● **EXTRACTED RECORDS**:
start

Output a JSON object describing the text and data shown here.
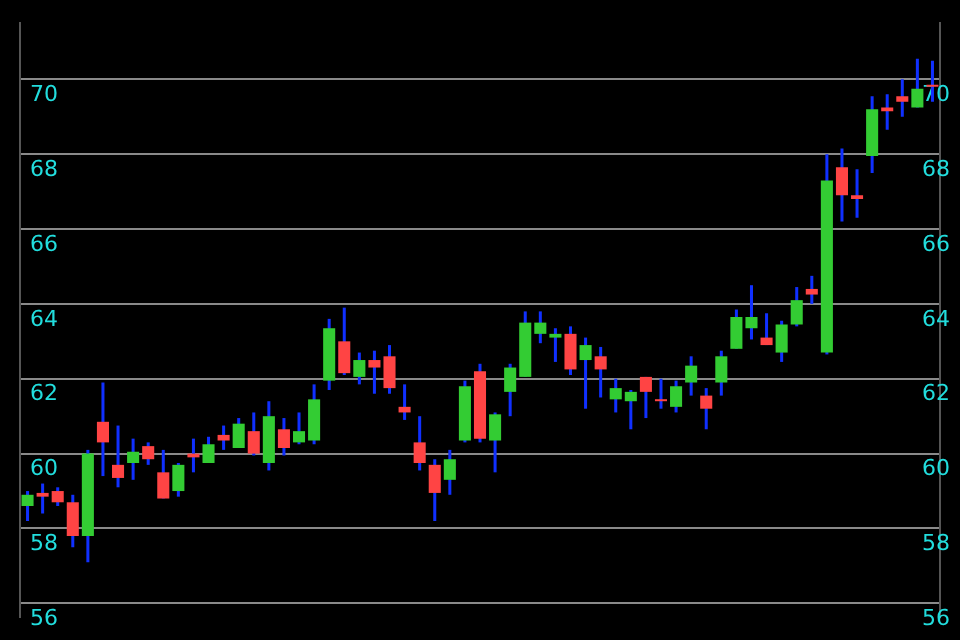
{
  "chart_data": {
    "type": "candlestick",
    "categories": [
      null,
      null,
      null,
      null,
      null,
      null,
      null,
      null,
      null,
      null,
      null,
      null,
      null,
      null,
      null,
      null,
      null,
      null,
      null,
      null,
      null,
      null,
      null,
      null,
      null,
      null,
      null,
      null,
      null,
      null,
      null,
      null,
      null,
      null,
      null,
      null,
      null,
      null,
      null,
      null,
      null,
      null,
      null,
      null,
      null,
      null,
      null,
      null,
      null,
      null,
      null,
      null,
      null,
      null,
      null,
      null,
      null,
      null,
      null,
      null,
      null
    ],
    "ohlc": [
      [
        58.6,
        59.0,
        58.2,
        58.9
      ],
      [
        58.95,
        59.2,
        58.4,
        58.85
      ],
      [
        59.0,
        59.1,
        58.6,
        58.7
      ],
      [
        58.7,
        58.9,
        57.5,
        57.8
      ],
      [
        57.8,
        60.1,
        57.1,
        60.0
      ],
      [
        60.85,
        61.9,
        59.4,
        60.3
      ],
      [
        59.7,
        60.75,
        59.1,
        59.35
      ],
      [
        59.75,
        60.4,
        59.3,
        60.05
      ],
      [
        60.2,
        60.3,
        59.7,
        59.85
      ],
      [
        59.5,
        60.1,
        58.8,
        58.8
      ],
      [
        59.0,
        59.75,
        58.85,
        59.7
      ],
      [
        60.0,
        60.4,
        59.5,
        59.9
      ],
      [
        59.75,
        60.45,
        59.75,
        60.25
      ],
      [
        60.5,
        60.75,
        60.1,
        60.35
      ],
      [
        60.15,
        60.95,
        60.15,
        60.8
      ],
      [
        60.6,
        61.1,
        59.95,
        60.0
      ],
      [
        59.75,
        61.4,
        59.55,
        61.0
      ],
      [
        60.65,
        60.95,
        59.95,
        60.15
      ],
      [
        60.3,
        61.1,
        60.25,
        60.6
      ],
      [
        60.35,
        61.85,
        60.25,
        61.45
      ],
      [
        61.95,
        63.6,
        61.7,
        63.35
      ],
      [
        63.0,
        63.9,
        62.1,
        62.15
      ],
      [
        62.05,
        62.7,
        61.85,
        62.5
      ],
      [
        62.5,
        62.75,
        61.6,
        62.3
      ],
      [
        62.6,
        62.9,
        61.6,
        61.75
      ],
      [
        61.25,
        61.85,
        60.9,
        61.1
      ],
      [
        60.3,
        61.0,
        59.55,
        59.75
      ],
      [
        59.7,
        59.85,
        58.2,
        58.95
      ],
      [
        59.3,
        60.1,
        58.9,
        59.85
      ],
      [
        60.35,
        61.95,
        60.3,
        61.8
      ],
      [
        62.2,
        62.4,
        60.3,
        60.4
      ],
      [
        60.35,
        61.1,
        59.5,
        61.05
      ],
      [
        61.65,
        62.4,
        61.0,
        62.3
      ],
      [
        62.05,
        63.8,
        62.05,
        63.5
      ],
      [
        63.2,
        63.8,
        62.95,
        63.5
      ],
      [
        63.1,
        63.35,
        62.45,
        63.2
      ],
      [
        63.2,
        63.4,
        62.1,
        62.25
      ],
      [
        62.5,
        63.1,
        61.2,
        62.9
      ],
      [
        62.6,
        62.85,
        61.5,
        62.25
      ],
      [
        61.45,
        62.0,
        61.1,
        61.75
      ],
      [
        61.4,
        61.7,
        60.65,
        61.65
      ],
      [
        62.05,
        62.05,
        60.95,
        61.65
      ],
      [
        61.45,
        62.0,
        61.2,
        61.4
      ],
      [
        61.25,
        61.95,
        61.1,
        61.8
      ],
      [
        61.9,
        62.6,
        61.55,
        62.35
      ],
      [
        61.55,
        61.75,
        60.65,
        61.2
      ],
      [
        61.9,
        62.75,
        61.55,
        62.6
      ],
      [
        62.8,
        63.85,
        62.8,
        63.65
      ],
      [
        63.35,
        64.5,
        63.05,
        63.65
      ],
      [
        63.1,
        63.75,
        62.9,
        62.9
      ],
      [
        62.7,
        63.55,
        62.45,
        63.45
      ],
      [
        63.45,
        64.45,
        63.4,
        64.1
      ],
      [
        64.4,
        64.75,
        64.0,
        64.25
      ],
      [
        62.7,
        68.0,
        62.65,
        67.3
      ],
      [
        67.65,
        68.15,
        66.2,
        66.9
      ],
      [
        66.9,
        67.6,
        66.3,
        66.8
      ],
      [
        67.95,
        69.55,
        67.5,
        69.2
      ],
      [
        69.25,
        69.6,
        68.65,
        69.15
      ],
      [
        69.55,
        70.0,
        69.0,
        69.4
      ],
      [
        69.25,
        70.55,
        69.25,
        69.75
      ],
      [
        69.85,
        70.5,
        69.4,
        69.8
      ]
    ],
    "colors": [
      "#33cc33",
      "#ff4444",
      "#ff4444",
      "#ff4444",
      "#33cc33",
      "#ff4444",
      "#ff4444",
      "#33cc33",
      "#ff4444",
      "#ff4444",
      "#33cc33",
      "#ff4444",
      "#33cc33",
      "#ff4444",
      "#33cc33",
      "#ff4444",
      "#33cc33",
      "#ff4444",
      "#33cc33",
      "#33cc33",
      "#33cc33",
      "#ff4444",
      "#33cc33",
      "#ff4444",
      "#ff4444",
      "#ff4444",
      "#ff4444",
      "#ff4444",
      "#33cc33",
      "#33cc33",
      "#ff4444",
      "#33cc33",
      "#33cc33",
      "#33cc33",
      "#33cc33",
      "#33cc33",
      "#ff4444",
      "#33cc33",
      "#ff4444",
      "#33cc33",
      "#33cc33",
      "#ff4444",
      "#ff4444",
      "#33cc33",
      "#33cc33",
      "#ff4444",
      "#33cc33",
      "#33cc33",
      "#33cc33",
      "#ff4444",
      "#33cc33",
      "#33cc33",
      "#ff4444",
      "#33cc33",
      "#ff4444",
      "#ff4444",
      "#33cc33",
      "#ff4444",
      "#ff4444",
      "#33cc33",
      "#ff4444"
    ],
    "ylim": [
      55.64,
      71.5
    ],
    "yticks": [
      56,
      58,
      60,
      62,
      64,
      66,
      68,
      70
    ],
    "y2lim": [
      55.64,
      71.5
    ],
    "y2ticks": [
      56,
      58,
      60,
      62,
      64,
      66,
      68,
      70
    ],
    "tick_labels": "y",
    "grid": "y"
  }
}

end
start

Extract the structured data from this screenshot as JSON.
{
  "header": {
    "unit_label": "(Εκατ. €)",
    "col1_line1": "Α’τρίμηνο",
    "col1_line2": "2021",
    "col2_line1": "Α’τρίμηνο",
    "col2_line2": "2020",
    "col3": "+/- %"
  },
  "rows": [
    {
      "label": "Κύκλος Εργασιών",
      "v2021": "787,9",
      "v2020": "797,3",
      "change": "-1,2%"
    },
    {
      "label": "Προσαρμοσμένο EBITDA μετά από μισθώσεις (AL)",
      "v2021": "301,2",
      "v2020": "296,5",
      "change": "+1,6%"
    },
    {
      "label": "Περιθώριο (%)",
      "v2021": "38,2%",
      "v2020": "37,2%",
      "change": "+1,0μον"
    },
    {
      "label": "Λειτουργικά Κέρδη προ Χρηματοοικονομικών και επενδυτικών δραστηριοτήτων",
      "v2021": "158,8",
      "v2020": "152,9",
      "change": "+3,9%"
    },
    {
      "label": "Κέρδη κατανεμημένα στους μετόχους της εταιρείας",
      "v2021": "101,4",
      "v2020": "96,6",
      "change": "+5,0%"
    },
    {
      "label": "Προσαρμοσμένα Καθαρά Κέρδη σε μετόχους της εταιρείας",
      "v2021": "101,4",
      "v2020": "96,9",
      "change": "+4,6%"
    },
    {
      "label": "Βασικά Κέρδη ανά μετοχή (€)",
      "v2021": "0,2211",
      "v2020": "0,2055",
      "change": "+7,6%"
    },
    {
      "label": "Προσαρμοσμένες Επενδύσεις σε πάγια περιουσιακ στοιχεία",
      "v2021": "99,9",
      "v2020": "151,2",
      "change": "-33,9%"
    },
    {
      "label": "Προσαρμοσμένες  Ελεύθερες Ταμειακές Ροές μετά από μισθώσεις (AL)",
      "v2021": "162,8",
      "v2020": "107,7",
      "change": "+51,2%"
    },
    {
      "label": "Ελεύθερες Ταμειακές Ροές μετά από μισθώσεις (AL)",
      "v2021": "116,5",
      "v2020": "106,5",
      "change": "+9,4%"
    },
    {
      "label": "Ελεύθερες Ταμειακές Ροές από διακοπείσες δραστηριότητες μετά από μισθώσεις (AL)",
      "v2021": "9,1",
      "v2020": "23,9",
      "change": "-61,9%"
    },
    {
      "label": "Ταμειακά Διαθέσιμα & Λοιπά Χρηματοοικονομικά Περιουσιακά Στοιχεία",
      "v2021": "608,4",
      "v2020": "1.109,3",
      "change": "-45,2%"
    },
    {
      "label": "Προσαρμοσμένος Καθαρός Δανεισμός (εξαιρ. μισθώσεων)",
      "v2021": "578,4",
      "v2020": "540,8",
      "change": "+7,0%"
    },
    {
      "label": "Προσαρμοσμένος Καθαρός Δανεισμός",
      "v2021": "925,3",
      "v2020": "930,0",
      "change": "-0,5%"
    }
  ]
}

end

● **YOUR OBJECTIVE**: Only the number is wanted: how many lines in the preceding entries hold the string "Κέρδη"?

● **EXERCISE SOLUTION**: 4